Single out the lines of the material that contain "this" and copy them.
-- BEGIN --
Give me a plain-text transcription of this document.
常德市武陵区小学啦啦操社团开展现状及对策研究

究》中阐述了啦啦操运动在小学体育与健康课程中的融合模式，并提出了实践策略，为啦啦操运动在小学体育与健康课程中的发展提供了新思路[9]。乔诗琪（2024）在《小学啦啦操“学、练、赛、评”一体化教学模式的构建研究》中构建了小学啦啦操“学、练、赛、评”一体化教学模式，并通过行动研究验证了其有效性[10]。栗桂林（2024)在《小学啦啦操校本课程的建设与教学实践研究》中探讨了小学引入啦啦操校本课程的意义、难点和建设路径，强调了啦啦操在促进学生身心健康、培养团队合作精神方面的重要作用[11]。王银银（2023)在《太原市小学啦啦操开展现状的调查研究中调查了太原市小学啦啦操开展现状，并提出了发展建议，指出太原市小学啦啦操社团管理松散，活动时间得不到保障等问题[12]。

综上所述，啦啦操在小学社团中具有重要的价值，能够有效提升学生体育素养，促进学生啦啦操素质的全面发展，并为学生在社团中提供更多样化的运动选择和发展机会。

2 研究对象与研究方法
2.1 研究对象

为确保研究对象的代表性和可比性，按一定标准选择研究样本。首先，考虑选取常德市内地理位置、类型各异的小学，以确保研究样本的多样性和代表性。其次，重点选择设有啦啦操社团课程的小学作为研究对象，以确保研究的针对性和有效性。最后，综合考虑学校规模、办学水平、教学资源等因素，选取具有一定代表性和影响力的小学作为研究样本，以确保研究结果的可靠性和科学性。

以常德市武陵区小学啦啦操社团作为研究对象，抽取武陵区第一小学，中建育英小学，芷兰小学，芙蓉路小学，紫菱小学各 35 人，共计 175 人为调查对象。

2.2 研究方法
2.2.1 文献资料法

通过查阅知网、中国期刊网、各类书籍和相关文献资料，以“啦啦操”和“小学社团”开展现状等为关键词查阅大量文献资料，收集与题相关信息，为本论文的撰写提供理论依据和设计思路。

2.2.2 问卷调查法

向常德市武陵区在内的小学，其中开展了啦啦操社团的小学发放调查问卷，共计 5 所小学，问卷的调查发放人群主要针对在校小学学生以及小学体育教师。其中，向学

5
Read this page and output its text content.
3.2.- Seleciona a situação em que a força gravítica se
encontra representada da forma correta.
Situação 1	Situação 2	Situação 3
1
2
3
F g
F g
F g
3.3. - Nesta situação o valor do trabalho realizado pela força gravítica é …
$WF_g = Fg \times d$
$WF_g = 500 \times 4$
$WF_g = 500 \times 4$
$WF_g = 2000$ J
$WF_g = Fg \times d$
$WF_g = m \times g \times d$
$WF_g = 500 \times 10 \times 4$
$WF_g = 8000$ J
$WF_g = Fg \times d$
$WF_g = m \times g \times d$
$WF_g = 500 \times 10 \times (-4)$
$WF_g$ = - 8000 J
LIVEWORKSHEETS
-- END --
▶ **Output**:
Give me a plain-text transcription of this document.
Read this page and output its text content.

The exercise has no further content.